Exercise directions: Reproduce the Gulf of Mexico insurance passage below word for word, in full.

═══ Excerpt ═══

We currently carry three layers of insurance coverage for our operating activities in the Gulf of Mexico. The current policy limits for well control and hurricane damage (defined as named windstorm in our policies) are up to $100.0 million and $140.0 million, respectively, and the policies are effective until June 1, 2013. We carry an additional $100.0 million of well control coverage effective until June 1, 2013 on certain wells at our Mahogany, Matterhorn, Virgo, Main Pass 107/108, Tahoe and SE Tahoe fields. A retention amount of $5.0 million for well control events and $40.5 million per hurricane occurrence must be satisfied by us before we are indemnified for losses. Pollution causing a negative environmental impact is characterized as a covered component of each of the well control and hurricane sections of the policy.
30
We estimate that as of December 31, 2012, approximately 91% of the estimated future net revenues discounted at 10% (PV-10) attributable to our Gulf of Mexico properties are on platforms that are covered under our current insurance policies for named windstorm damage. This PV-10 percentage coverage is less than the previous year due to the acquisition of the Newfield Properties. Since we closed on the Newfield Properties near the end of named windstorm season and much of the property value is in subsea wells, we elected not to purchase named windstorm insurance on the assets at the time of the acquisition. There are certain other properties we have deemed as non-core and do not cover for named windstorm damage.

═══ Provided records ═══

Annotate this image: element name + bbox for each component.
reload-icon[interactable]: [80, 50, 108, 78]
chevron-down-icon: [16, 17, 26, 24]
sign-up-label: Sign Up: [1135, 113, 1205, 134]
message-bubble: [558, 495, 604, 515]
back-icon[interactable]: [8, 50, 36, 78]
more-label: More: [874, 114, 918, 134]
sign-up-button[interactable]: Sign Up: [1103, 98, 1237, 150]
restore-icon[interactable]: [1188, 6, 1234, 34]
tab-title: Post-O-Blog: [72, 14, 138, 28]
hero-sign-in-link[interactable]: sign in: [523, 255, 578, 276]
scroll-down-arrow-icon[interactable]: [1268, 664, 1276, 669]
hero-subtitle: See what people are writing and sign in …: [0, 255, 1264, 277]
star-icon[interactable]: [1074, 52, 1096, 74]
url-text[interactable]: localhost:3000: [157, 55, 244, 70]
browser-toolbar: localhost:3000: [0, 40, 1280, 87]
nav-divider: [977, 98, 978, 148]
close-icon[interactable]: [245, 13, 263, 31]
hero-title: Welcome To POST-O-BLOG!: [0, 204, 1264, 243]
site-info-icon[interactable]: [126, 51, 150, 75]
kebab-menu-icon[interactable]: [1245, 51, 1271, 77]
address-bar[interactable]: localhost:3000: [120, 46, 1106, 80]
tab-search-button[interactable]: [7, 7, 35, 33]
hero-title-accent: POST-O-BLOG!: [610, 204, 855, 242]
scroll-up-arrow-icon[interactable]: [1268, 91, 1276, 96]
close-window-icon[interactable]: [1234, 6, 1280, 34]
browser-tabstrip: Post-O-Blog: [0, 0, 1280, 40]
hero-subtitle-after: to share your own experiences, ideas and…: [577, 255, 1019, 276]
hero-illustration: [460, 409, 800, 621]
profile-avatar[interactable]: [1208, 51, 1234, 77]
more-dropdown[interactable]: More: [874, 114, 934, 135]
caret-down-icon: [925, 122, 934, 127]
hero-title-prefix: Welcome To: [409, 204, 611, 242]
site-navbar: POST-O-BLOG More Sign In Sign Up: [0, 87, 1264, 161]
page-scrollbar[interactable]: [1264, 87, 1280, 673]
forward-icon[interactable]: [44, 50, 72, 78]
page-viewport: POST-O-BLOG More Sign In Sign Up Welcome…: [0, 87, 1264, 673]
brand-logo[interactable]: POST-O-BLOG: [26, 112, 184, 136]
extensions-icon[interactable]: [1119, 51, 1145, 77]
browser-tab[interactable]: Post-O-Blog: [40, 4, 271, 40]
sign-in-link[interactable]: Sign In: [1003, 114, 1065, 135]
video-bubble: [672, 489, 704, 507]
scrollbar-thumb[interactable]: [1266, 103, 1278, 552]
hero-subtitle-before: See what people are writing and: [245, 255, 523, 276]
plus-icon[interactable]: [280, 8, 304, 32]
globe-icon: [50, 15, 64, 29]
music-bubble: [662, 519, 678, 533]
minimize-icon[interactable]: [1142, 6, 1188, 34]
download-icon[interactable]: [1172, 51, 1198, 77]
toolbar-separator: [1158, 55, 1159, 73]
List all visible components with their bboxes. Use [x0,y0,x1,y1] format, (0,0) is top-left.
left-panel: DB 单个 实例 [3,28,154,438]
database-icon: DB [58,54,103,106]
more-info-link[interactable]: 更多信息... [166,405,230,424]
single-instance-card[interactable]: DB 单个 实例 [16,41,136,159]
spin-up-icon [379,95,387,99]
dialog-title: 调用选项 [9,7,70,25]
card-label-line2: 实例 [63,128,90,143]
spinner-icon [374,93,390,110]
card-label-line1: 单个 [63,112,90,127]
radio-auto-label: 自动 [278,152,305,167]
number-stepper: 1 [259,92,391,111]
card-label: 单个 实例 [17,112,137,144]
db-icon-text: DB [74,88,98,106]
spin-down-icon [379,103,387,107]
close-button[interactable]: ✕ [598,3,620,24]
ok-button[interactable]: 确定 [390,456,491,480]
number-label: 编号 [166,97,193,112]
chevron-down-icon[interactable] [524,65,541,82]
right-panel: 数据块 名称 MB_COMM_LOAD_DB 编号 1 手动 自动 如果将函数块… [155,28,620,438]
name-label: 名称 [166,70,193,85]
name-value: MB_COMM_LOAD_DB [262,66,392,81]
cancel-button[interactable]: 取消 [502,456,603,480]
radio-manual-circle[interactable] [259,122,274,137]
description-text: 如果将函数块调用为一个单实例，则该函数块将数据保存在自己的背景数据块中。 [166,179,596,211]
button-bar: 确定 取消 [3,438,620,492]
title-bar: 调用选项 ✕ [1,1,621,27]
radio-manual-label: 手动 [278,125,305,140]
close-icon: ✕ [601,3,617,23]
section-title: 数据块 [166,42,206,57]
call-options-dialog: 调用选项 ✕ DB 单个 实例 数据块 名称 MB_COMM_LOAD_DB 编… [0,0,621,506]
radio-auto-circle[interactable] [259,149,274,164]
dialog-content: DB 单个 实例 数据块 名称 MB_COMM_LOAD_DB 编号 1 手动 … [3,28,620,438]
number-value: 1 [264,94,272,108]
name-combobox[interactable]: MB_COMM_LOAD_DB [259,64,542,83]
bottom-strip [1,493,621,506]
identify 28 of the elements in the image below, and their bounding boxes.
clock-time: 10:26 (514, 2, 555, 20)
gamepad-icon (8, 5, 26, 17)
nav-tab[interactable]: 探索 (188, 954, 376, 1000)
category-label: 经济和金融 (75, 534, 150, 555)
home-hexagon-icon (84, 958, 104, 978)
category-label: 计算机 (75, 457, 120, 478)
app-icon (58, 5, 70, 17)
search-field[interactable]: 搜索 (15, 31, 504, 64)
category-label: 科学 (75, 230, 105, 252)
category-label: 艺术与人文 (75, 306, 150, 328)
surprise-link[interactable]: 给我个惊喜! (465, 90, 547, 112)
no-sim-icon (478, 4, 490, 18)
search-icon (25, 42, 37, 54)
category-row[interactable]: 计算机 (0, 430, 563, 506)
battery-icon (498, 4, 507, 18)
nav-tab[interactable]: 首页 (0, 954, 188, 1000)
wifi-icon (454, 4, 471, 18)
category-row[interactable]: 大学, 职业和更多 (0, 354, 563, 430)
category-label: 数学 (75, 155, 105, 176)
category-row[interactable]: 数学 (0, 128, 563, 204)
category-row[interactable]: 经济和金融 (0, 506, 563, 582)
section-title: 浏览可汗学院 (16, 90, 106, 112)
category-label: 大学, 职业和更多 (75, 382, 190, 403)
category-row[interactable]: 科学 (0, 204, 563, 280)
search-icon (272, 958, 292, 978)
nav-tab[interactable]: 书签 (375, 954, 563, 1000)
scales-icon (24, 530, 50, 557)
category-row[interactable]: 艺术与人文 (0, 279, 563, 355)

═══

Answer:
We currently carry three layers of insurance coverage for our operating activities in the Gulf of Mexico. The current policy limits for well control and hurricane damage (defined as named windstorm in our policies) are up to $100.0 million and $140.0 million, respectively, and the policies are effective until June 1, 2013. We carry an additional $100.0 million of well control coverage effective until June 1, 2013 on certain wells at our Mahogany, Matterhorn, Virgo, Main Pass 107/108, Tahoe and SE Tahoe fields. A retention amount of $5.0 million for well control events and $40.5 million per hurricane occurrence must be satisfied by us before we are indemnified for losses. Pollution causing a negative environmental impact is characterized as a covered component of each of the well control and hurricane sections of the policy.
30
We estimate that as of December 31, 2012, approximately 91% of the estimated future net revenues discounted at 10% (PV-10) attributable to our Gulf of Mexico properties are on platforms that are covered under our current insurance policies for named windstorm damage. This PV-10 percentage coverage is less than the previous year due to the acquisition of the Newfield Properties. Since we closed on the Newfield Properties near the end of named windstorm season and much of the property value is in subsea wells, we elected not to purchase named windstorm insurance on the assets at the time of the acquisition. There are certain other properties we have deemed as non-core and do not cover for named windstorm damage.